Separate out the lines that hold "more".

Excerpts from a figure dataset
☆ ☆ ☆ ☆
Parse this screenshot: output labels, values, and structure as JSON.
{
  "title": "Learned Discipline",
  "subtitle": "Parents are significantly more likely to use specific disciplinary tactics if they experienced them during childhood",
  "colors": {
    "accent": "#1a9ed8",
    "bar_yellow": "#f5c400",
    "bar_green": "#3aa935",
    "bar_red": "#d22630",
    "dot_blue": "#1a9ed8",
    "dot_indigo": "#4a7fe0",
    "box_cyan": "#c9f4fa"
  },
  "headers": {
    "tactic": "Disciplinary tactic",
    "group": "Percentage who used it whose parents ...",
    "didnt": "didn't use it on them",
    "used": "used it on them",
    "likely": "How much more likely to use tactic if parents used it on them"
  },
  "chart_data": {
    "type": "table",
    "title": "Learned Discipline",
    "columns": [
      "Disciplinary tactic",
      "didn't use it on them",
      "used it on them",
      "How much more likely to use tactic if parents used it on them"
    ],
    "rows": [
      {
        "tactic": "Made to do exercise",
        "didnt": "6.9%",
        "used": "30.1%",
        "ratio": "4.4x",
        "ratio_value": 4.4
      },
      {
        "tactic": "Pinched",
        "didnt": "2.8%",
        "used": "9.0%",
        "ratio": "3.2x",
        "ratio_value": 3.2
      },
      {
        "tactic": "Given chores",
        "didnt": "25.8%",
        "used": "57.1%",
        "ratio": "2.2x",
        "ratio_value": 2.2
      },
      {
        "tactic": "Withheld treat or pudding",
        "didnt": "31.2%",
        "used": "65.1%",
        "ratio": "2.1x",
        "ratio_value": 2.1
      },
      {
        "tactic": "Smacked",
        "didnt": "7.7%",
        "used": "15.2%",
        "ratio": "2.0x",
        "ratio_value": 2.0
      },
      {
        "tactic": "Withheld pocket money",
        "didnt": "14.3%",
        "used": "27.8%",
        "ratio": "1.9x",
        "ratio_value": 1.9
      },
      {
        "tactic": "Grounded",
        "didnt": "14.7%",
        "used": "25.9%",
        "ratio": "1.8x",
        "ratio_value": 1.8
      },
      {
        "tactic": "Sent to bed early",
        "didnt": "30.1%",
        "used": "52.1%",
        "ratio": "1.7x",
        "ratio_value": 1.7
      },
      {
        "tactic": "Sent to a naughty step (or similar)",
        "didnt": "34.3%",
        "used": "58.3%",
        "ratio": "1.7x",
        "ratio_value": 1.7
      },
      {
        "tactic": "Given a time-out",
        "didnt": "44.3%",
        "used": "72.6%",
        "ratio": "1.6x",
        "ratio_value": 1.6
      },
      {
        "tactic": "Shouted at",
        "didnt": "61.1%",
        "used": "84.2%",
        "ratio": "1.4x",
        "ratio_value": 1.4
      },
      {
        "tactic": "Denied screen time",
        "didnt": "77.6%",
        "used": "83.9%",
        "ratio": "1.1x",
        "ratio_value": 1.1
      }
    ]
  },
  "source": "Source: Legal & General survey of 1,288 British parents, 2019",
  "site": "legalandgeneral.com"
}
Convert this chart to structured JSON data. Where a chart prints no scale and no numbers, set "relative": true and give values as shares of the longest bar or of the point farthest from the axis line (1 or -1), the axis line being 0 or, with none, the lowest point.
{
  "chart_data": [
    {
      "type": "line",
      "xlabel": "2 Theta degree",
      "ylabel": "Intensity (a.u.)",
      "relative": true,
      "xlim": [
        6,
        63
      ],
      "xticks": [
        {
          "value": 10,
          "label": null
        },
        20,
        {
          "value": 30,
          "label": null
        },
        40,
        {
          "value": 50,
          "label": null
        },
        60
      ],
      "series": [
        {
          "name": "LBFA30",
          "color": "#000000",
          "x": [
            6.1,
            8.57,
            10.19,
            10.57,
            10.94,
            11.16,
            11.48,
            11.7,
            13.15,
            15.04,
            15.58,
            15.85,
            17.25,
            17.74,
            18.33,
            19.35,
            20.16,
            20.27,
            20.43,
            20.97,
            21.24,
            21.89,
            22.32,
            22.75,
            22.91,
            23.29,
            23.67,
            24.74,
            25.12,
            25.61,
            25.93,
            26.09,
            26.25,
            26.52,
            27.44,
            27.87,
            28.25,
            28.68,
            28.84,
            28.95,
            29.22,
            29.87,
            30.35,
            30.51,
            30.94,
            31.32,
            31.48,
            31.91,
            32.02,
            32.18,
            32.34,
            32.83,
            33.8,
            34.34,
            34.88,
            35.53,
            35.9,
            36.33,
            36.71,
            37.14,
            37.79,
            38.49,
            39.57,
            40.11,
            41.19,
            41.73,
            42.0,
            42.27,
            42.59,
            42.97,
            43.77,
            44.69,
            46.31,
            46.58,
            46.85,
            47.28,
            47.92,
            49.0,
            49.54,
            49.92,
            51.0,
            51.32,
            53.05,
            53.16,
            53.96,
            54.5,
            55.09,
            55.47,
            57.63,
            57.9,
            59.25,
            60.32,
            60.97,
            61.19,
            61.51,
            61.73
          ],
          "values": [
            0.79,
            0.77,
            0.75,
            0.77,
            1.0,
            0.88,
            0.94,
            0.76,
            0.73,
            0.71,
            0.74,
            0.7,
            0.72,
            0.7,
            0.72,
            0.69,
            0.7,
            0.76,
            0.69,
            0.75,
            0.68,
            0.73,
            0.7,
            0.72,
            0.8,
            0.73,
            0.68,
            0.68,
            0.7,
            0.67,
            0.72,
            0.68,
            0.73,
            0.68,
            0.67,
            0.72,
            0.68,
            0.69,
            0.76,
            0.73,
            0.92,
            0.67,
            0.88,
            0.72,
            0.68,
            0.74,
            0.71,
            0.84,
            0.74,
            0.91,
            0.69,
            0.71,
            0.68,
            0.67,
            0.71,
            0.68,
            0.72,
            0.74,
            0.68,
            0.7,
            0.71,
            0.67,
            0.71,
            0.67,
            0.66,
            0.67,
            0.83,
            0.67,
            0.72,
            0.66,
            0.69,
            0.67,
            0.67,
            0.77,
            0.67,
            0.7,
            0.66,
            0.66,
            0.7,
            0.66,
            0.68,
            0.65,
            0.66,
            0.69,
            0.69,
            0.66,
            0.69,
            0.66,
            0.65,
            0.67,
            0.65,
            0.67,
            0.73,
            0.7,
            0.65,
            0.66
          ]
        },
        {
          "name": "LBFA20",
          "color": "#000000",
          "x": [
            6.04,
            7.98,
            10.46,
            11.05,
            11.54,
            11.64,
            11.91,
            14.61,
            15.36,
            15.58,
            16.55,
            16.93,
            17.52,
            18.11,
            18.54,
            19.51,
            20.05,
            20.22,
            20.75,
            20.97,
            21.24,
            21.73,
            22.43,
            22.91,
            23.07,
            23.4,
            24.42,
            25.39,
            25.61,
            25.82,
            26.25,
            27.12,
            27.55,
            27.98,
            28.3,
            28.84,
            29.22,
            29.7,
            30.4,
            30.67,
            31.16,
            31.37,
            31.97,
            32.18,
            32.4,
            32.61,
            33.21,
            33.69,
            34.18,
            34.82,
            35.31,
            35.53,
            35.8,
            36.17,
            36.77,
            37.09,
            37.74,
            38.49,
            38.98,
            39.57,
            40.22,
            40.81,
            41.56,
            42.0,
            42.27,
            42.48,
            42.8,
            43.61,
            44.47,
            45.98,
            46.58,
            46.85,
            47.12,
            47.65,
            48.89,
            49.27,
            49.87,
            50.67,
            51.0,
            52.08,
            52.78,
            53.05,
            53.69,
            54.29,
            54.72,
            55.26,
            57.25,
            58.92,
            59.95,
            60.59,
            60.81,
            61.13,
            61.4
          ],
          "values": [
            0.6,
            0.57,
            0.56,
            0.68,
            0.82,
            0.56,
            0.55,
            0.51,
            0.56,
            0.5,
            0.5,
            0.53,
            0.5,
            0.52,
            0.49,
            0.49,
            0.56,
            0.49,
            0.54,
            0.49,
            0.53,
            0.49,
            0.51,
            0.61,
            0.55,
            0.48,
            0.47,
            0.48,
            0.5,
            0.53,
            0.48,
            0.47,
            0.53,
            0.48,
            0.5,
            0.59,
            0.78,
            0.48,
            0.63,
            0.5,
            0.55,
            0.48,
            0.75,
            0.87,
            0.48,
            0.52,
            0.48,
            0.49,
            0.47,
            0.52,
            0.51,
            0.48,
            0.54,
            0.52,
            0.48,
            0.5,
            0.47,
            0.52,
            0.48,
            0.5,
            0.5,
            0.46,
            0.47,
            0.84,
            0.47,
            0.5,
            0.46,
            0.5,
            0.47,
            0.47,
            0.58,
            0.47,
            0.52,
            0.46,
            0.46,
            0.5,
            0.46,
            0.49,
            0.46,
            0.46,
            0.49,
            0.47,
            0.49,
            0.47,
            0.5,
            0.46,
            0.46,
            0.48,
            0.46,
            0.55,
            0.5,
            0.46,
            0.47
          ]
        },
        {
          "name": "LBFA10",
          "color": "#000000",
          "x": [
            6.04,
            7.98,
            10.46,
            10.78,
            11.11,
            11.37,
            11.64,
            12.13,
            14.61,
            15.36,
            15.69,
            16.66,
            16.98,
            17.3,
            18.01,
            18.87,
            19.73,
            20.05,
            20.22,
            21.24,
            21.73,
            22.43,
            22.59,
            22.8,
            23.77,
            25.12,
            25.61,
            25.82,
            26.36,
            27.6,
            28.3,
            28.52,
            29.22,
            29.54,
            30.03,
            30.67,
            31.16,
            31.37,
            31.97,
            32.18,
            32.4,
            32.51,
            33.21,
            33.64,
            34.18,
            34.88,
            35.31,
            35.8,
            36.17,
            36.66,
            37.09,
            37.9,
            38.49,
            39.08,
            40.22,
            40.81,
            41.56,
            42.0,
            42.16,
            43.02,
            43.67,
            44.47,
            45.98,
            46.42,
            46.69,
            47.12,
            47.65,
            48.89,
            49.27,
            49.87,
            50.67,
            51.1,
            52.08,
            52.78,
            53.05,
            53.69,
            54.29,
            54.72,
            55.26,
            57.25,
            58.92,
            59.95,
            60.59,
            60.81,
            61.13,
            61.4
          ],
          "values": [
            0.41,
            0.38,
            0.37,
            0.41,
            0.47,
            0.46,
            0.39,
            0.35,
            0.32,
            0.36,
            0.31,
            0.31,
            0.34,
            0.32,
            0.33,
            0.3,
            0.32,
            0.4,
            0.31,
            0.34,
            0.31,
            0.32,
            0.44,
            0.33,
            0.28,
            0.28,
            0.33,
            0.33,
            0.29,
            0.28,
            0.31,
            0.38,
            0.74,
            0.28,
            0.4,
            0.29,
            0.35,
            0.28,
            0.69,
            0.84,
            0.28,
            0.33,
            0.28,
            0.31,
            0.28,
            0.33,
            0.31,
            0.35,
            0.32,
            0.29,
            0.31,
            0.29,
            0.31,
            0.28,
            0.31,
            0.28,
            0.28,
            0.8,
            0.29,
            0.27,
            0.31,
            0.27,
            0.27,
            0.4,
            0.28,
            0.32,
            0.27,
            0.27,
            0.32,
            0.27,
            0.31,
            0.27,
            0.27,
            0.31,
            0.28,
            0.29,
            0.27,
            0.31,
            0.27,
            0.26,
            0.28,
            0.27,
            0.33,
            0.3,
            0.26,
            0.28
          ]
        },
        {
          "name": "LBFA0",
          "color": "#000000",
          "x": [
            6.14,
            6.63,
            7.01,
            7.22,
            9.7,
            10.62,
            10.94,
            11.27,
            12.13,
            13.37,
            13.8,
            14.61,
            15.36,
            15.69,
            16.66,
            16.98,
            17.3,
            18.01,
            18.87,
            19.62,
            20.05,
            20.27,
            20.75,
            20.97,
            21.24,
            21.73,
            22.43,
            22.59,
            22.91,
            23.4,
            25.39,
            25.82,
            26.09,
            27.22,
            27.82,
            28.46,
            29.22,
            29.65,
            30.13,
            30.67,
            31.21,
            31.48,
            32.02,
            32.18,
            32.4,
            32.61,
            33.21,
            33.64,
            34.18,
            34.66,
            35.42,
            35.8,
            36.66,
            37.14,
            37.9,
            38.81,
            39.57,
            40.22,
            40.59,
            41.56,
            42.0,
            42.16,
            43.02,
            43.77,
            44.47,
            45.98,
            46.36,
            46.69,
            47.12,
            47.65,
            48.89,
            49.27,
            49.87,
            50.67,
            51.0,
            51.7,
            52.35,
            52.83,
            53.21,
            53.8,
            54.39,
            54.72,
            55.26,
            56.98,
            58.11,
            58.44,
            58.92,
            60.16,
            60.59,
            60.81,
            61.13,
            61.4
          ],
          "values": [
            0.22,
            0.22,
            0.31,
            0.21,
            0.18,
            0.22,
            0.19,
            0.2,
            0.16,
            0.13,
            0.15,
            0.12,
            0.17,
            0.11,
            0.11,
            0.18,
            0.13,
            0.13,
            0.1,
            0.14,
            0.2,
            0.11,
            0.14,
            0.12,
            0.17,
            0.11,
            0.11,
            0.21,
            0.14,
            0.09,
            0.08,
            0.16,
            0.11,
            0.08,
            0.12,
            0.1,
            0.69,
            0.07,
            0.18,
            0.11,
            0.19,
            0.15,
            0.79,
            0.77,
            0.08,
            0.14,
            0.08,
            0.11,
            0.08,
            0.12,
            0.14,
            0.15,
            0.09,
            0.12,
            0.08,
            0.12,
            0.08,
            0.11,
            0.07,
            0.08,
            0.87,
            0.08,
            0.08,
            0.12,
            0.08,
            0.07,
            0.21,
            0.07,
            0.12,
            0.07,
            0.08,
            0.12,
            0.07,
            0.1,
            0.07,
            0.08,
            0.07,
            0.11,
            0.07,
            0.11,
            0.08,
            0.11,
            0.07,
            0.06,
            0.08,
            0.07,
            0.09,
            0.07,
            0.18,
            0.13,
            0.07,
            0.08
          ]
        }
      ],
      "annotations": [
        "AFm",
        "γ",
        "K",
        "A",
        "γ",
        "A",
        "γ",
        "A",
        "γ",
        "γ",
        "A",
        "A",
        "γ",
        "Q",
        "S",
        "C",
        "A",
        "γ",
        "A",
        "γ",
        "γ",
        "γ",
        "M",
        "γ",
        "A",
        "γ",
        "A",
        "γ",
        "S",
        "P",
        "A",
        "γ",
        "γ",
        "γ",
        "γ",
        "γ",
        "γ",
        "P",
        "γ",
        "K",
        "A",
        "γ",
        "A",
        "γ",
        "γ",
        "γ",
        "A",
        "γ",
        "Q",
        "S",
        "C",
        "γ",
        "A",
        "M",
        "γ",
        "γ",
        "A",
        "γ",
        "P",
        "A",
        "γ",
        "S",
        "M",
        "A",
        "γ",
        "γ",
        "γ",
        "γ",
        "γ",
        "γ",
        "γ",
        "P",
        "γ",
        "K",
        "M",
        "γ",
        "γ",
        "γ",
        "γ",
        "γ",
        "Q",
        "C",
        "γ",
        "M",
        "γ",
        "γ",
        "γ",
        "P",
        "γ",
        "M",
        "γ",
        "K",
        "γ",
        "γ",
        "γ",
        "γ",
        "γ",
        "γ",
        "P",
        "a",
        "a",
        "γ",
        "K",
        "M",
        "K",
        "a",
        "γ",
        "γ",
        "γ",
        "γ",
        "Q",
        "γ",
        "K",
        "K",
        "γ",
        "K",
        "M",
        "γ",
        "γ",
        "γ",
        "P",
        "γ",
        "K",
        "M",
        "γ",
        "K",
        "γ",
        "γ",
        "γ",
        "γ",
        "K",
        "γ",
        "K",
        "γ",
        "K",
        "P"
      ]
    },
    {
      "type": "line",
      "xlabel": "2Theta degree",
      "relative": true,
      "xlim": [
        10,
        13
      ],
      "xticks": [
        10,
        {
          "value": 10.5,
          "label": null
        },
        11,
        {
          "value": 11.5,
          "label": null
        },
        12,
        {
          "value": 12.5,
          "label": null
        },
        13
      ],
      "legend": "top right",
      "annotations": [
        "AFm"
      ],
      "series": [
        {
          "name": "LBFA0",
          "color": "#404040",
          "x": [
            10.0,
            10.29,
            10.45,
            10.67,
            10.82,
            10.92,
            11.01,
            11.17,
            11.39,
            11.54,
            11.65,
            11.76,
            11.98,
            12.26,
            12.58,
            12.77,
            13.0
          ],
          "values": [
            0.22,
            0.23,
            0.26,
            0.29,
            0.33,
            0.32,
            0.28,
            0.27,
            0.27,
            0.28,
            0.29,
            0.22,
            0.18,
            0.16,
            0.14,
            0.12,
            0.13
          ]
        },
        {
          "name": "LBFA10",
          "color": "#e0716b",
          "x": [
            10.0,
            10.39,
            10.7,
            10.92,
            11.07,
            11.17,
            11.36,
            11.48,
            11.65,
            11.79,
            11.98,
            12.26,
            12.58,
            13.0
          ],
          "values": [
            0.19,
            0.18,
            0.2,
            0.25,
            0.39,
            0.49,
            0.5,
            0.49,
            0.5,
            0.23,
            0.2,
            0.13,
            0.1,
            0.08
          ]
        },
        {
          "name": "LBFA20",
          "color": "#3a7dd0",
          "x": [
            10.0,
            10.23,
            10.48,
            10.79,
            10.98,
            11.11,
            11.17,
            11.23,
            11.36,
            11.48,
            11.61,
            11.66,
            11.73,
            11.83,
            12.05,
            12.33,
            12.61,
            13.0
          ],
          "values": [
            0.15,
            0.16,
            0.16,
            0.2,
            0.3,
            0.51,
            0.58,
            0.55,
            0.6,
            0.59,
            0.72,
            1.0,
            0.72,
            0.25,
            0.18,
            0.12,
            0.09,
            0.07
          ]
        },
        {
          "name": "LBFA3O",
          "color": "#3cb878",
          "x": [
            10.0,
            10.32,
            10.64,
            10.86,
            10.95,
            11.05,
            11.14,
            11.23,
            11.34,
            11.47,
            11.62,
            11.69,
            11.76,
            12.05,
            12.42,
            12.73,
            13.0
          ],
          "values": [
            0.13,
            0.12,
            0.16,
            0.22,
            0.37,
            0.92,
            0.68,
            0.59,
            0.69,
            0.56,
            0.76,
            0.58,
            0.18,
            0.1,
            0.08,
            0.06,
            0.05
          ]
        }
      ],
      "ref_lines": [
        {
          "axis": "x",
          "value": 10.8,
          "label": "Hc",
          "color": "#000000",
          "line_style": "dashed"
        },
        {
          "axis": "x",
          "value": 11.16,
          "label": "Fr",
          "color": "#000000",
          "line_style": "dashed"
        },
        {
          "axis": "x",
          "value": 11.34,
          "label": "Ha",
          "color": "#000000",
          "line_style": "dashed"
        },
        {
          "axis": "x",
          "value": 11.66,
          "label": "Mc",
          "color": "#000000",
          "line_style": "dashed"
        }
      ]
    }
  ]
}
☆ ☆ ☆ ☆
Solved problem>
  "subtitle": "Parents are significantly more likely to use specific disciplinary tactics if they experienced them during childhood",
    "likely": "How much more likely to use tactic if parents used it on them"
      "How much more likely to use tactic if parents used it on them"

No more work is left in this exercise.